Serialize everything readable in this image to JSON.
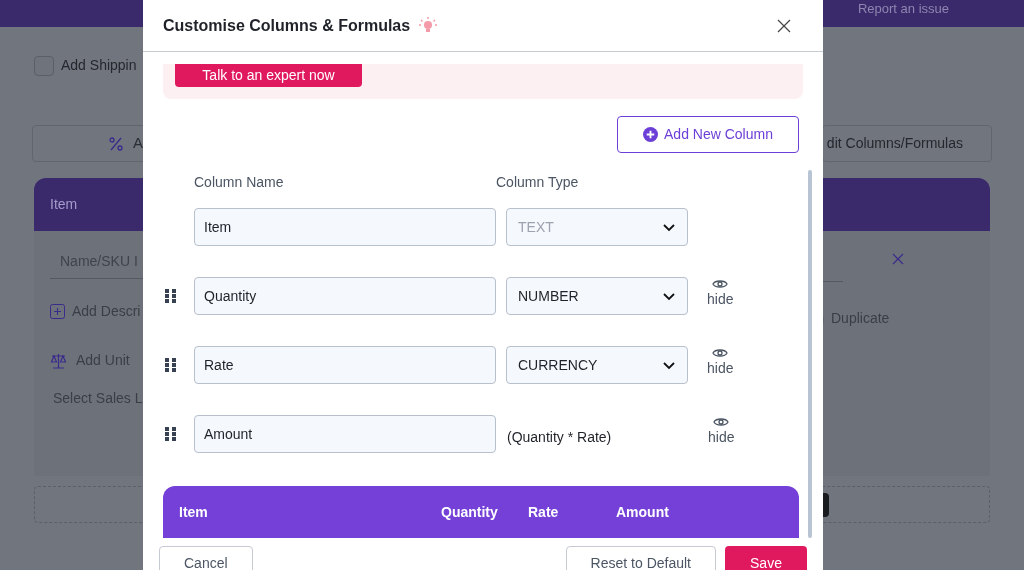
{
  "background": {
    "report_link": "Report an issue",
    "shipping_label": "Add Shippin",
    "shipping_checked": false,
    "left_button": "A",
    "right_button": "dit Columns/Formulas",
    "table_header": "Item",
    "name_placeholder": "Name/SKU I",
    "add_description": "Add Descri",
    "add_unit": "Add Unit",
    "sales_ledger": "Select Sales L",
    "duplicate": "Duplicate"
  },
  "modal": {
    "title": "Customise Columns & Formulas",
    "banner_button": "Talk to an expert now",
    "add_button": "Add New Column",
    "headings": [
      "Column Name",
      "Column Type"
    ],
    "columns": [
      {
        "kind": "fixed",
        "name": "Item",
        "type": "TEXT",
        "disabled": true
      },
      {
        "kind": "select",
        "name": "Quantity",
        "type": "NUMBER",
        "disabled": false,
        "hide_label": "hide"
      },
      {
        "kind": "select",
        "name": "Rate",
        "type": "CURRENCY",
        "disabled": false,
        "hide_label": "hide"
      },
      {
        "kind": "formula",
        "name": "Amount",
        "formula": "(Quantity * Rate)",
        "hide_label": "hide"
      }
    ],
    "preview_headers": [
      "Item",
      "Quantity",
      "Rate",
      "Amount"
    ],
    "footer_buttons": [
      {
        "kind": "secondary",
        "label": "Cancel"
      },
      {
        "kind": "secondary",
        "label": "Reset to Default"
      },
      {
        "kind": "primary",
        "label": "Save"
      }
    ]
  }
}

Exercise goal: Take the listing and print it again exactly, but without any pictures.

Solved problem:
Serialize everything readable in this image to JSON.
{
  "background": {
    "report_link": "Report an issue",
    "shipping_label": "Add Shippin",
    "shipping_checked": false,
    "left_button": "A",
    "right_button": "dit Columns/Formulas",
    "table_header": "Item",
    "name_placeholder": "Name/SKU I",
    "add_description": "Add Descri",
    "add_unit": "Add Unit",
    "sales_ledger": "Select Sales L",
    "duplicate": "Duplicate"
  },
  "modal": {
    "title": "Customise Columns & Formulas",
    "banner_button": "Talk to an expert now",
    "add_button": "Add New Column",
    "headings": [
      "Column Name",
      "Column Type"
    ],
    "columns": [
      {
        "kind": "fixed",
        "name": "Item",
        "type": "TEXT",
        "disabled": true
      },
      {
        "kind": "select",
        "name": "Quantity",
        "type": "NUMBER",
        "disabled": false,
        "hide_label": "hide"
      },
      {
        "kind": "select",
        "name": "Rate",
        "type": "CURRENCY",
        "disabled": false,
        "hide_label": "hide"
      },
      {
        "kind": "formula",
        "name": "Amount",
        "formula": "(Quantity * Rate)",
        "hide_label": "hide"
      }
    ],
    "preview_headers": [
      "Item",
      "Quantity",
      "Rate",
      "Amount"
    ],
    "footer_buttons": [
      {
        "kind": "secondary",
        "label": "Cancel"
      },
      {
        "kind": "secondary",
        "label": "Reset to Default"
      },
      {
        "kind": "primary",
        "label": "Save"
      }
    ]
  }
}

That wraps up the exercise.